**Exercise task**: Quote the data below in full, minus the images.

Stored records:
---
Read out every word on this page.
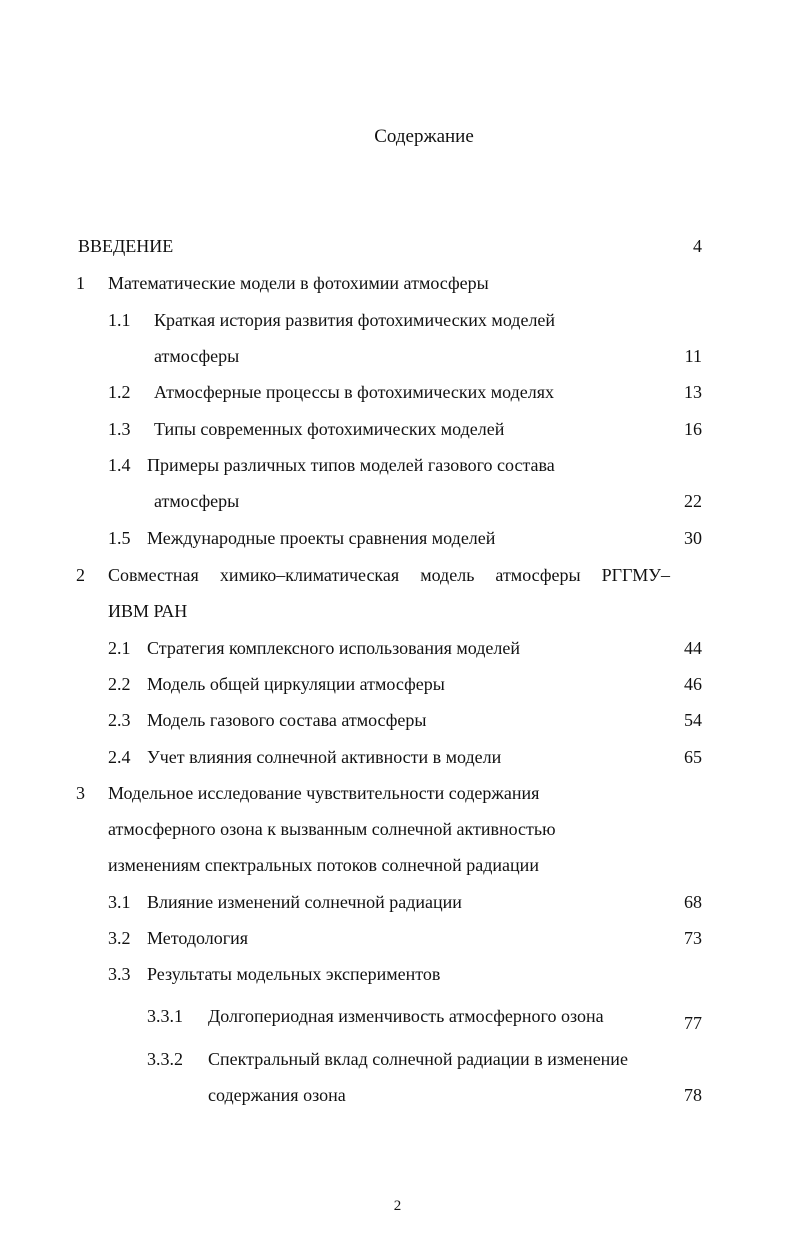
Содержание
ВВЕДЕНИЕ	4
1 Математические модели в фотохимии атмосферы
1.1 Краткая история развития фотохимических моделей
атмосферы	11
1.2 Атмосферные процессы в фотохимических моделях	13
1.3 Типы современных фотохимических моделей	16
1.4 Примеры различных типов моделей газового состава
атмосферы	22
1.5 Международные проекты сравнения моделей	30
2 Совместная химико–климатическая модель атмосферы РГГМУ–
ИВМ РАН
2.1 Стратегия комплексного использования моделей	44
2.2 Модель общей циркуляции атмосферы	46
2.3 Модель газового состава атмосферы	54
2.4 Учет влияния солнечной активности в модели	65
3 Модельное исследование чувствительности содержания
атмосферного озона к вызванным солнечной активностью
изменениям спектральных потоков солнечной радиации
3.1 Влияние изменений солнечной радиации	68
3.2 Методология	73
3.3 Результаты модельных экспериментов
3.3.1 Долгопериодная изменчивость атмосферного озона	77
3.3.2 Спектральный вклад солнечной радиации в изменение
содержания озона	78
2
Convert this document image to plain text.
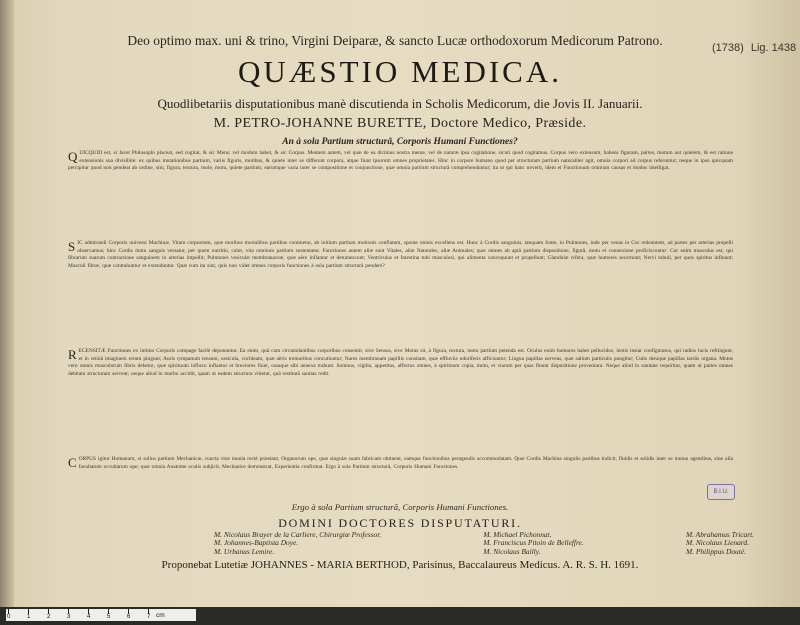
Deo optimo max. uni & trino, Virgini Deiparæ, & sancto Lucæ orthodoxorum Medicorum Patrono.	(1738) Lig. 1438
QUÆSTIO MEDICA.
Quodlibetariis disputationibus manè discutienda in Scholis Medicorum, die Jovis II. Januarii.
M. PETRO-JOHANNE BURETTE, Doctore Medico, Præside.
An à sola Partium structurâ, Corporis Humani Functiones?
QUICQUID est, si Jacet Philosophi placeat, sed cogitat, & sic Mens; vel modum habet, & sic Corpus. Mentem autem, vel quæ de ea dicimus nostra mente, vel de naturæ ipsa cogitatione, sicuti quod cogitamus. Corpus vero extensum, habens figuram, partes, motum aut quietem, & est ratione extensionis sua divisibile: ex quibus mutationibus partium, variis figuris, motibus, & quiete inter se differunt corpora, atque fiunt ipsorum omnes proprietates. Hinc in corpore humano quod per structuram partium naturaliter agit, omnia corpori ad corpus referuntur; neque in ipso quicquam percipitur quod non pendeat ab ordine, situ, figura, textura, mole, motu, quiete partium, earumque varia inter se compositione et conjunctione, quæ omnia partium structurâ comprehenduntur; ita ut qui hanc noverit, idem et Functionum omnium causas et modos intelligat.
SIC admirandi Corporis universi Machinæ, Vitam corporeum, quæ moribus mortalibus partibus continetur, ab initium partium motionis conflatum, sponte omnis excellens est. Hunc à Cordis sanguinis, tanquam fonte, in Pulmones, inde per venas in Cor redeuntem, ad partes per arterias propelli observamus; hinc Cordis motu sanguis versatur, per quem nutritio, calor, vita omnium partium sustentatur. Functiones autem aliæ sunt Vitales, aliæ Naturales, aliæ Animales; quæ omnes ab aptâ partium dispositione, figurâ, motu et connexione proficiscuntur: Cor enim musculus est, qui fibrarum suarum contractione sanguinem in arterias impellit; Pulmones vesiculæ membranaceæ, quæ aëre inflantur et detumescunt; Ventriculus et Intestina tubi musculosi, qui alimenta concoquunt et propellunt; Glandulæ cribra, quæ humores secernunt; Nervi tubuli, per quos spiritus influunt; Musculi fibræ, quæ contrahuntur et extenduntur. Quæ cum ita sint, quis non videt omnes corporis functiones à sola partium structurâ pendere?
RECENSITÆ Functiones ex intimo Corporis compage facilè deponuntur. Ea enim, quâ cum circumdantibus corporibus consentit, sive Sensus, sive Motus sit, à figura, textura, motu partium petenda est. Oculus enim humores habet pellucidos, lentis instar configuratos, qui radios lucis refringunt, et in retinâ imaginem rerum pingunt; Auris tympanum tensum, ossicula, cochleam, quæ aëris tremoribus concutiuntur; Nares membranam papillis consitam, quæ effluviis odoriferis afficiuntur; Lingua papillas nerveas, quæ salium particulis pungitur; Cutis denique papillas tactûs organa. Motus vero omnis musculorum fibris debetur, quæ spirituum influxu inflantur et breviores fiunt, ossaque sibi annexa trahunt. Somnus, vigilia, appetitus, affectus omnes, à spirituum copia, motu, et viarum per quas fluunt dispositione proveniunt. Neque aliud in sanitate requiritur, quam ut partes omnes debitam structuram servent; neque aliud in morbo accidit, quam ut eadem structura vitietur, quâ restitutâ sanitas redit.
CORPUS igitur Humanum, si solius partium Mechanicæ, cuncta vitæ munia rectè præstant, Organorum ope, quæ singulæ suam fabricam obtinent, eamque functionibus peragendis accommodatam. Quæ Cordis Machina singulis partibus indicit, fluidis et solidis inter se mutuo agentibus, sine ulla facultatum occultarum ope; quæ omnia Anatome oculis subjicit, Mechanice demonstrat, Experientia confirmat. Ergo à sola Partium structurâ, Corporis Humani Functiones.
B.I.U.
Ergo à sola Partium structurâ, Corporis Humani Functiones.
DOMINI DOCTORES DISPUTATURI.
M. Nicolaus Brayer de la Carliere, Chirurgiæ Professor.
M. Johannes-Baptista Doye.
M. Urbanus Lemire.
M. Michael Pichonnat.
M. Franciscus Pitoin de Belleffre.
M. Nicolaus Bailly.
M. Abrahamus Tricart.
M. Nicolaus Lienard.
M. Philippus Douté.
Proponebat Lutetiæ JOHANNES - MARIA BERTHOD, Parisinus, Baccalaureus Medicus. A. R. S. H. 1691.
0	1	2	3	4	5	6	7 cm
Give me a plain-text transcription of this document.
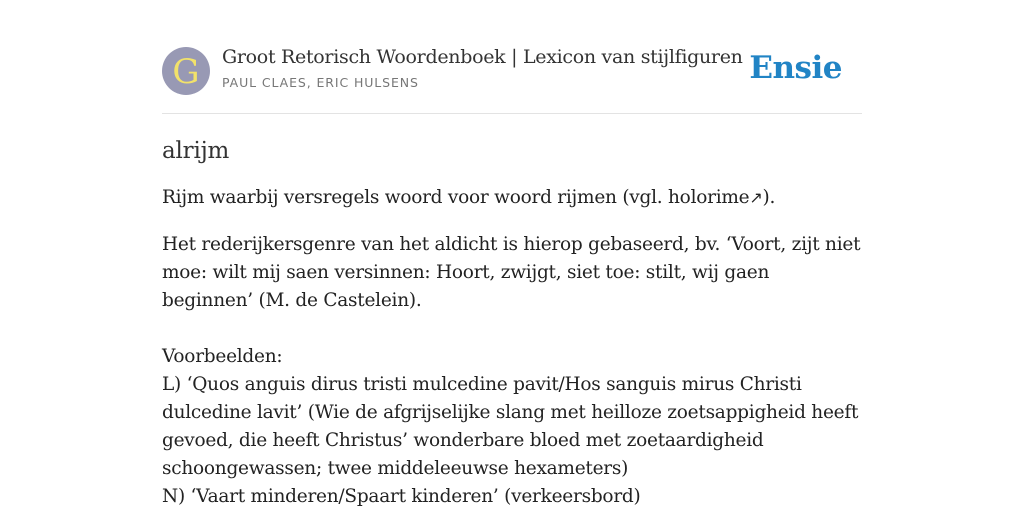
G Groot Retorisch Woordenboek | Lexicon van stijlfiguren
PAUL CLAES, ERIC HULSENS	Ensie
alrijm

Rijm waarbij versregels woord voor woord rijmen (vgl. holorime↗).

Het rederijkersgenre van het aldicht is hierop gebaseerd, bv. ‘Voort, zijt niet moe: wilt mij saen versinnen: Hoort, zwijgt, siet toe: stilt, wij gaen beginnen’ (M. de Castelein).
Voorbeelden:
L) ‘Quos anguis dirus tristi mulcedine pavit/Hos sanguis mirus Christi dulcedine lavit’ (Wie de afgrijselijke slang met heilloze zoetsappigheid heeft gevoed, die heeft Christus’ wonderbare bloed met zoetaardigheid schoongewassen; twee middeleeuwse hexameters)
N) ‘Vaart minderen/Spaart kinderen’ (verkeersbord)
---
**Exercise output**:
Read out every word on this page.
Содержание
ВВЕДЕНИЕ	4
1 Математические модели в фотохимии атмосферы
1.1 Краткая история развития фотохимических моделей
атмосферы	11
1.2 Атмосферные процессы в фотохимических моделях	13
1.3 Типы современных фотохимических моделей	16
1.4 Примеры различных типов моделей газового состава
атмосферы	22
1.5 Международные проекты сравнения моделей	30
2 Совместная химико–климатическая модель атмосферы РГГМУ–
ИВМ РАН
2.1 Стратегия комплексного использования моделей	44
2.2 Модель общей циркуляции атмосферы	46
2.3 Модель газового состава атмосферы	54
2.4 Учет влияния солнечной активности в модели	65
3 Модельное исследование чувствительности содержания
атмосферного озона к вызванным солнечной активностью
изменениям спектральных потоков солнечной радиации
3.1 Влияние изменений солнечной радиации	68
3.2 Методология	73
3.3 Результаты модельных экспериментов
3.3.1 Долгопериодная изменчивость атмосферного озона	77
3.3.2 Спектральный вклад солнечной радиации в изменение
содержания озона	78
2
Convert this document image to plain text.
Deo optimo max. uni & trino, Virgini Deiparæ, & sancto Lucæ orthodoxorum Medicorum Patrono.	(1738) Lig. 1438
QUÆSTIO MEDICA.
Quodlibetariis disputationibus manè discutienda in Scholis Medicorum, die Jovis II. Januarii.
M. PETRO-JOHANNE BURETTE, Doctore Medico, Præside.
An à sola Partium structurâ, Corporis Humani Functiones?
QUICQUID est, si Jacet Philosophi placeat, sed cogitat, & sic Mens; vel modum habet, & sic Corpus. Mentem autem, vel quæ de ea dicimus nostra mente, vel de naturæ ipsa cogitatione, sicuti quod cogitamus. Corpus vero extensum, habens figuram, partes, motum aut quietem, & est ratione extensionis sua divisibile: ex quibus mutationibus partium, variis figuris, motibus, & quiete inter se differunt corpora, atque fiunt ipsorum omnes proprietates. Hinc in corpore humano quod per structuram partium naturaliter agit, omnia corpori ad corpus referuntur; neque in ipso quicquam percipitur quod non pendeat ab ordine, situ, figura, textura, mole, motu, quiete partium, earumque varia inter se compositione et conjunctione, quæ omnia partium structurâ comprehenduntur; ita ut qui hanc noverit, idem et Functionum omnium causas et modos intelligat.
SIC admirandi Corporis universi Machinæ, Vitam corporeum, quæ moribus mortalibus partibus continetur, ab initium partium motionis conflatum, sponte omnis excellens est. Hunc à Cordis sanguinis, tanquam fonte, in Pulmones, inde per venas in Cor redeuntem, ad partes per arterias propelli observamus; hinc Cordis motu sanguis versatur, per quem nutritio, calor, vita omnium partium sustentatur. Functiones autem aliæ sunt Vitales, aliæ Naturales, aliæ Animales; quæ omnes ab aptâ partium dispositione, figurâ, motu et connexione proficiscuntur: Cor enim musculus est, qui fibrarum suarum contractione sanguinem in arterias impellit; Pulmones vesiculæ membranaceæ, quæ aëre inflantur et detumescunt; Ventriculus et Intestina tubi musculosi, qui alimenta concoquunt et propellunt; Glandulæ cribra, quæ humores secernunt; Nervi tubuli, per quos spiritus influunt; Musculi fibræ, quæ contrahuntur et extenduntur. Quæ cum ita sint, quis non videt omnes corporis functiones à sola partium structurâ pendere?
RECENSITÆ Functiones ex intimo Corporis compage facilè deponuntur. Ea enim, quâ cum circumdantibus corporibus consentit, sive Sensus, sive Motus sit, à figura, textura, motu partium petenda est. Oculus enim humores habet pellucidos, lentis instar configuratos, qui radios lucis refringunt, et in retinâ imaginem rerum pingunt; Auris tympanum tensum, ossicula, cochleam, quæ aëris tremoribus concutiuntur; Nares membranam papillis consitam, quæ effluviis odoriferis afficiuntur; Lingua papillas nerveas, quæ salium particulis pungitur; Cutis denique papillas tactûs organa. Motus vero omnis musculorum fibris debetur, quæ spirituum influxu inflantur et breviores fiunt, ossaque sibi annexa trahunt. Somnus, vigilia, appetitus, affectus omnes, à spirituum copia, motu, et viarum per quas fluunt dispositione proveniunt. Neque aliud in sanitate requiritur, quam ut partes omnes debitam structuram servent; neque aliud in morbo accidit, quam ut eadem structura vitietur, quâ restitutâ sanitas redit.
CORPUS igitur Humanum, si solius partium Mechanicæ, cuncta vitæ munia rectè præstant, Organorum ope, quæ singulæ suam fabricam obtinent, eamque functionibus peragendis accommodatam. Quæ Cordis Machina singulis partibus indicit, fluidis et solidis inter se mutuo agentibus, sine ulla facultatum occultarum ope; quæ omnia Anatome oculis subjicit, Mechanice demonstrat, Experientia confirmat. Ergo à sola Partium structurâ, Corporis Humani Functiones.
B.I.U.
Ergo à sola Partium structurâ, Corporis Humani Functiones.
DOMINI DOCTORES DISPUTATURI.
M. Nicolaus Brayer de la Carliere, Chirurgiæ Professor.
M. Johannes-Baptista Doye.
M. Urbanus Lemire.
M. Michael Pichonnat.
M. Franciscus Pitoin de Belleffre.
M. Nicolaus Bailly.
M. Abrahamus Tricart.
M. Nicolaus Lienard.
M. Philippus Douté.
Proponebat Lutetiæ JOHANNES - MARIA BERTHOD, Parisinus, Baccalaureus Medicus. A. R. S. H. 1691.
0	1	2	3	4	5	6	7 cm
Give me a plain-text transcription of this document.
G Groot Retorisch Woordenboek | Lexicon van stijlfiguren
PAUL CLAES, ERIC HULSENS	Ensie
alrijm

Rijm waarbij versregels woord voor woord rijmen (vgl. holorime↗).

Het rederijkersgenre van het aldicht is hierop gebaseerd, bv. ‘Voort, zijt niet moe: wilt mij saen versinnen: Hoort, zwijgt, siet toe: stilt, wij gaen beginnen’ (M. de Castelein).
Voorbeelden:
L) ‘Quos anguis dirus tristi mulcedine pavit/Hos sanguis mirus Christi dulcedine lavit’ (Wie de afgrijselijke slang met heilloze zoetsappigheid heeft gevoed, die heeft Christus’ wonderbare bloed met zoetaardigheid schoongewassen; twee middeleeuwse hexameters)
N) ‘Vaart minderen/Spaart kinderen’ (verkeersbord)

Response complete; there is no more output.